> **Task brief**: Each record must be retyped in full. No character may differ.

++++++++++

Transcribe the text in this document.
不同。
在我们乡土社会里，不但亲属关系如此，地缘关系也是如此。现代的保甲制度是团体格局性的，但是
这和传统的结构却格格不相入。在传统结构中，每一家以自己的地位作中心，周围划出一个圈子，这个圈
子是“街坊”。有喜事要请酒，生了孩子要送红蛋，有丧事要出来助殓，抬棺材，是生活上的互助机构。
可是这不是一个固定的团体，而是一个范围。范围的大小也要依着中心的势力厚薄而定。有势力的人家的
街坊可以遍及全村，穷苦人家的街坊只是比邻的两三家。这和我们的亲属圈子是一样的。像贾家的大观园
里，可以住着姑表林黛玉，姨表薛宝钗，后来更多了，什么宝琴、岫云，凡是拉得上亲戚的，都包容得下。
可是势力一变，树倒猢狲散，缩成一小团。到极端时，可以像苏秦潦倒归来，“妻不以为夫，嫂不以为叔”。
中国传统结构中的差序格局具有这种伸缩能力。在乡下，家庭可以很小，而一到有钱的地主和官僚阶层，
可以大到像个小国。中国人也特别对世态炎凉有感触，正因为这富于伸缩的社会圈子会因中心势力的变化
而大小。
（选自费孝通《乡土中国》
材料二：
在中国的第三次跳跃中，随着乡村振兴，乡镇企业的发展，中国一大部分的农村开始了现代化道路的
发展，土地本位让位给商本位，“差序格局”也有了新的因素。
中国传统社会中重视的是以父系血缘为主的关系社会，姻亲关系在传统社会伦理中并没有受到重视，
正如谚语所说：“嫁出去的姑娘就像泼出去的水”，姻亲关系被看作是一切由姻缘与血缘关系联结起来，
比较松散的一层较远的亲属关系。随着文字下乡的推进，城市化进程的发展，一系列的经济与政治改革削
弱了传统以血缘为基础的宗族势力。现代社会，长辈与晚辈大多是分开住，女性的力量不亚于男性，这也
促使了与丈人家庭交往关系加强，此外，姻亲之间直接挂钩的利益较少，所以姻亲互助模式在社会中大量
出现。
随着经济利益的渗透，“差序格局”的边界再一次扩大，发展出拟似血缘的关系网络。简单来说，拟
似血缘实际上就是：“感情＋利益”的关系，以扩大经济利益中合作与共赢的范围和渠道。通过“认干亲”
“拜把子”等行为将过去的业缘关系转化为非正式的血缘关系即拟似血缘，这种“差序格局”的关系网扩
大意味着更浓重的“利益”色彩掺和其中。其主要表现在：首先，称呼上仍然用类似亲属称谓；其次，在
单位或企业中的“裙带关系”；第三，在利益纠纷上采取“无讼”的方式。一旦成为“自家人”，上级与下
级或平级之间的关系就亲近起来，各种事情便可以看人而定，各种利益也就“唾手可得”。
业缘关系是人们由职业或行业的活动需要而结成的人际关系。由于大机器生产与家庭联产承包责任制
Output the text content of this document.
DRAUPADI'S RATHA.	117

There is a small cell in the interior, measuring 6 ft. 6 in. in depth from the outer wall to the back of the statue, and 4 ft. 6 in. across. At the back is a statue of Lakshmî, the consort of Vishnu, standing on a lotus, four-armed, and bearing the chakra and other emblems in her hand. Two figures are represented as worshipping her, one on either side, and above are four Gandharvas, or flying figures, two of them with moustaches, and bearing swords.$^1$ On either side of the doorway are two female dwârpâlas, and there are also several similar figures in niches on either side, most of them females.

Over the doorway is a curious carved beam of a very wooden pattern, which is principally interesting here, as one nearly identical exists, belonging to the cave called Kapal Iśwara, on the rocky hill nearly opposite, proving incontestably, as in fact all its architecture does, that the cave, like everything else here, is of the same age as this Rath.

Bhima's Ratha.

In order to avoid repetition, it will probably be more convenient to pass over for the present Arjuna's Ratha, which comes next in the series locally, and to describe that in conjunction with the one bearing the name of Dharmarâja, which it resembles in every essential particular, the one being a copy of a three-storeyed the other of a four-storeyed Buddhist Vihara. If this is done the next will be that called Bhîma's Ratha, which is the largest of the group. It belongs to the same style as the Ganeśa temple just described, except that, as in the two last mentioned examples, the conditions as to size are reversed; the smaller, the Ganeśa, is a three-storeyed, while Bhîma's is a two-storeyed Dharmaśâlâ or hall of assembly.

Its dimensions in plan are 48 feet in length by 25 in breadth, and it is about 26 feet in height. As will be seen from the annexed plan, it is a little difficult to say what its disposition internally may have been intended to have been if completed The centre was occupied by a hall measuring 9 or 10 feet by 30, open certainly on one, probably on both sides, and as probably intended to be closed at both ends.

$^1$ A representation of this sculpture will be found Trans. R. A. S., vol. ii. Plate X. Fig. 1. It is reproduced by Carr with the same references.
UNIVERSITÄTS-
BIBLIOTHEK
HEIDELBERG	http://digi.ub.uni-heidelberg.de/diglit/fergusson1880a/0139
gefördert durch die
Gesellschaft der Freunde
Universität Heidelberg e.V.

++++++++++

> **Answer for this exercise**:
Transcribe the text in this document.
不同。
在我们乡土社会里，不但亲属关系如此，地缘关系也是如此。现代的保甲制度是团体格局性的，但是
这和传统的结构却格格不相入。在传统结构中，每一家以自己的地位作中心，周围划出一个圈子，这个圈
子是“街坊”。有喜事要请酒，生了孩子要送红蛋，有丧事要出来助殓，抬棺材，是生活上的互助机构。
可是这不是一个固定的团体，而是一个范围。范围的大小也要依着中心的势力厚薄而定。有势力的人家的
街坊可以遍及全村，穷苦人家的街坊只是比邻的两三家。这和我们的亲属圈子是一样的。像贾家的大观园
里，可以住着姑表林黛玉，姨表薛宝钗，后来更多了，什么宝琴、岫云，凡是拉得上亲戚的，都包容得下。
可是势力一变，树倒猢狲散，缩成一小团。到极端时，可以像苏秦潦倒归来，“妻不以为夫，嫂不以为叔”。
中国传统结构中的差序格局具有这种伸缩能力。在乡下，家庭可以很小，而一到有钱的地主和官僚阶层，
可以大到像个小国。中国人也特别对世态炎凉有感触，正因为这富于伸缩的社会圈子会因中心势力的变化
而大小。
（选自费孝通《乡土中国》
材料二：
在中国的第三次跳跃中，随着乡村振兴，乡镇企业的发展，中国一大部分的农村开始了现代化道路的
发展，土地本位让位给商本位，“差序格局”也有了新的因素。
中国传统社会中重视的是以父系血缘为主的关系社会，姻亲关系在传统社会伦理中并没有受到重视，
正如谚语所说：“嫁出去的姑娘就像泼出去的水”，姻亲关系被看作是一切由姻缘与血缘关系联结起来，
比较松散的一层较远的亲属关系。随着文字下乡的推进，城市化进程的发展，一系列的经济与政治改革削
弱了传统以血缘为基础的宗族势力。现代社会，长辈与晚辈大多是分开住，女性的力量不亚于男性，这也
促使了与丈人家庭交往关系加强，此外，姻亲之间直接挂钩的利益较少，所以姻亲互助模式在社会中大量
出现。
随着经济利益的渗透，“差序格局”的边界再一次扩大，发展出拟似血缘的关系网络。简单来说，拟
似血缘实际上就是：“感情＋利益”的关系，以扩大经济利益中合作与共赢的范围和渠道。通过“认干亲”
“拜把子”等行为将过去的业缘关系转化为非正式的血缘关系即拟似血缘，这种“差序格局”的关系网扩
大意味着更浓重的“利益”色彩掺和其中。其主要表现在：首先，称呼上仍然用类似亲属称谓；其次，在
单位或企业中的“裙带关系”；第三，在利益纠纷上采取“无讼”的方式。一旦成为“自家人”，上级与下
级或平级之间的关系就亲近起来，各种事情便可以看人而定，各种利益也就“唾手可得”。
业缘关系是人们由职业或行业的活动需要而结成的人际关系。由于大机器生产与家庭联产承包责任制
Output the text content of this document.
DRAUPADI'S RATHA.	117

There is a small cell in the interior, measuring 6 ft. 6 in. in depth from the outer wall to the back of the statue, and 4 ft. 6 in. across. At the back is a statue of Lakshmî, the consort of Vishnu, standing on a lotus, four-armed, and bearing the chakra and other emblems in her hand. Two figures are represented as worshipping her, one on either side, and above are four Gandharvas, or flying figures, two of them with moustaches, and bearing swords.$^1$ On either side of the doorway are two female dwârpâlas, and there are also several similar figures in niches on either side, most of them females.

Over the doorway is a curious carved beam of a very wooden pattern, which is principally interesting here, as one nearly identical exists, belonging to the cave called Kapal Iśwara, on the rocky hill nearly opposite, proving incontestably, as in fact all its architecture does, that the cave, like everything else here, is of the same age as this Rath.

Bhima's Ratha.

In order to avoid repetition, it will probably be more convenient to pass over for the present Arjuna's Ratha, which comes next in the series locally, and to describe that in conjunction with the one bearing the name of Dharmarâja, which it resembles in every essential particular, the one being a copy of a three-storeyed the other of a four-storeyed Buddhist Vihara. If this is done the next will be that called Bhîma's Ratha, which is the largest of the group. It belongs to the same style as the Ganeśa temple just described, except that, as in the two last mentioned examples, the conditions as to size are reversed; the smaller, the Ganeśa, is a three-storeyed, while Bhîma's is a two-storeyed Dharmaśâlâ or hall of assembly.

Its dimensions in plan are 48 feet in length by 25 in breadth, and it is about 26 feet in height. As will be seen from the annexed plan, it is a little difficult to say what its disposition internally may have been intended to have been if completed The centre was occupied by a hall measuring 9 or 10 feet by 30, open certainly on one, probably on both sides, and as probably intended to be closed at both ends.

$^1$ A representation of this sculpture will be found Trans. R. A. S., vol. ii. Plate X. Fig. 1. It is reproduced by Carr with the same references.
UNIVERSITÄTS-
BIBLIOTHEK
HEIDELBERG	http://digi.ub.uni-heidelberg.de/diglit/fergusson1880a/0139
gefördert durch die
Gesellschaft der Freunde
Universität Heidelberg e.V.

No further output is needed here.